» The task:
Identify the lines that contain the string "JSON", then copy each of them.

» Available records:
⟨

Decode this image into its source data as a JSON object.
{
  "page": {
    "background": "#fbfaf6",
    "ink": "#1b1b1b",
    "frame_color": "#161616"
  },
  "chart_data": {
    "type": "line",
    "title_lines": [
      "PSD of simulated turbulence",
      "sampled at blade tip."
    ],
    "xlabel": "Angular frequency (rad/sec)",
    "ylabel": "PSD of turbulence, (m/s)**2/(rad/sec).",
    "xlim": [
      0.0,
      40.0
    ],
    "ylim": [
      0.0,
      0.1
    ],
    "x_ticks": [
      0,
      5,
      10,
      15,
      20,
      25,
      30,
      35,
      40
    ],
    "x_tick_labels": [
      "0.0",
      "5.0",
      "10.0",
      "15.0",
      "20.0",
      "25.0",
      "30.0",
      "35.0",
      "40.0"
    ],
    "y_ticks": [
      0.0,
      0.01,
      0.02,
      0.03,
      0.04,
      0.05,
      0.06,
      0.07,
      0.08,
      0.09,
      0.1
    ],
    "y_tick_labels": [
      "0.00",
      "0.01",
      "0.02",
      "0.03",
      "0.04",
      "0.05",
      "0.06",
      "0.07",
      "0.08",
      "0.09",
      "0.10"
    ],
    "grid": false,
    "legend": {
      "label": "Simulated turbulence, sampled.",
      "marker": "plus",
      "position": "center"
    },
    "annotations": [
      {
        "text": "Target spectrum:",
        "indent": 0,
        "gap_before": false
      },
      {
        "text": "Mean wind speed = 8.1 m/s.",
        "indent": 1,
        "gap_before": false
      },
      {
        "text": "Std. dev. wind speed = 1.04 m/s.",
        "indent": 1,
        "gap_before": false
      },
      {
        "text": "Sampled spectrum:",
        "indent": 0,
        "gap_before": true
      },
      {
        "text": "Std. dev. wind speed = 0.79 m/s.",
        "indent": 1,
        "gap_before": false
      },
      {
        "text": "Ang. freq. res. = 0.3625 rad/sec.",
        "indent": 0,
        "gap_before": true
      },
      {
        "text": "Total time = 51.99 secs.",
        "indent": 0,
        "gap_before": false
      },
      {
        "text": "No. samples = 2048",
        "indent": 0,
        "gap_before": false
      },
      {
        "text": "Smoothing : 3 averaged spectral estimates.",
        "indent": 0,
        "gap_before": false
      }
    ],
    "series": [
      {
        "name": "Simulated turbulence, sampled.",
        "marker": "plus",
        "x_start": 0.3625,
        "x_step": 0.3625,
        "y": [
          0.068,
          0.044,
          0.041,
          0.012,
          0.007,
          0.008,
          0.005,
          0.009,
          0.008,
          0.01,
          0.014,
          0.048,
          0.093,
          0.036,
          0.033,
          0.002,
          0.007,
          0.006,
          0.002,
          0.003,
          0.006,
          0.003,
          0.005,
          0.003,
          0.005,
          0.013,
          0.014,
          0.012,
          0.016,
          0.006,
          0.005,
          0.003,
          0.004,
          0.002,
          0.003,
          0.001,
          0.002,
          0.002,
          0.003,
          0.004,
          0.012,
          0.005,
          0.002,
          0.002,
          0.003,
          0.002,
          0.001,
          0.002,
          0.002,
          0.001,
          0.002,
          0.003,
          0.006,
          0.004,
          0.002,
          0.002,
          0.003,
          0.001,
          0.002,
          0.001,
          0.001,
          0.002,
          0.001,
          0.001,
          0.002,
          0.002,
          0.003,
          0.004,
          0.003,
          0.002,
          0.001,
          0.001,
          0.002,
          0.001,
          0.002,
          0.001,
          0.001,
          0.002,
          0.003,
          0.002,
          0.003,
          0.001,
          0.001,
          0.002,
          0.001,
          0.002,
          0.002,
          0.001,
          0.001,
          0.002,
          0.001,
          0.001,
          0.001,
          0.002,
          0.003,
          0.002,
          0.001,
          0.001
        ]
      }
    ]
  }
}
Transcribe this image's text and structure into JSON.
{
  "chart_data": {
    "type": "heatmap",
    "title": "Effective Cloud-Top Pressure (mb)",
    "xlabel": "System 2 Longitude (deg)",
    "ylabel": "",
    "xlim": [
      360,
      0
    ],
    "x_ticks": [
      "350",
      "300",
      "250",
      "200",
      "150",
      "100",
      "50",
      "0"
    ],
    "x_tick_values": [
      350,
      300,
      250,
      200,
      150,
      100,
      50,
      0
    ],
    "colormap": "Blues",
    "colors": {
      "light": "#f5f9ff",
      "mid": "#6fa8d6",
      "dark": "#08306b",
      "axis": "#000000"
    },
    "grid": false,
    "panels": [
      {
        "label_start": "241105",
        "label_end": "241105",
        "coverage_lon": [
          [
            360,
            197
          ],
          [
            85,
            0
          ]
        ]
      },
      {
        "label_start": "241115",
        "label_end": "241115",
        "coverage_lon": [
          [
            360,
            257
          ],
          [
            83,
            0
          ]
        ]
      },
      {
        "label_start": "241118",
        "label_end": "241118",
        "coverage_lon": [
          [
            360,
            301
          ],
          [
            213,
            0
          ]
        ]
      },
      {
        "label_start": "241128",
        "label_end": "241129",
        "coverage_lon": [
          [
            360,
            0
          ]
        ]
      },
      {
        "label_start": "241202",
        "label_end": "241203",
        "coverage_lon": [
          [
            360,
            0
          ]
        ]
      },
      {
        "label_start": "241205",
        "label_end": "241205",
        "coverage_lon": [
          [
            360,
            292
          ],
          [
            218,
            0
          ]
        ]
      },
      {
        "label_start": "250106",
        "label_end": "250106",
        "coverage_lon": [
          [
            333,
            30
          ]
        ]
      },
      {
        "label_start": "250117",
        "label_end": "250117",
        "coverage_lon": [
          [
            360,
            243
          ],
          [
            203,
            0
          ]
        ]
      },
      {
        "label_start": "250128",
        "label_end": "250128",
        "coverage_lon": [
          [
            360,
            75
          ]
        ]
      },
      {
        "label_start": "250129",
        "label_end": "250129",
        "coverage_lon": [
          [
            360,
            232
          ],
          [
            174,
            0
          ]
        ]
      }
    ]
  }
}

⟩

» Task response:
Decode this image into its source data as a JSON object.
Transcribe this image's text and structure into JSON.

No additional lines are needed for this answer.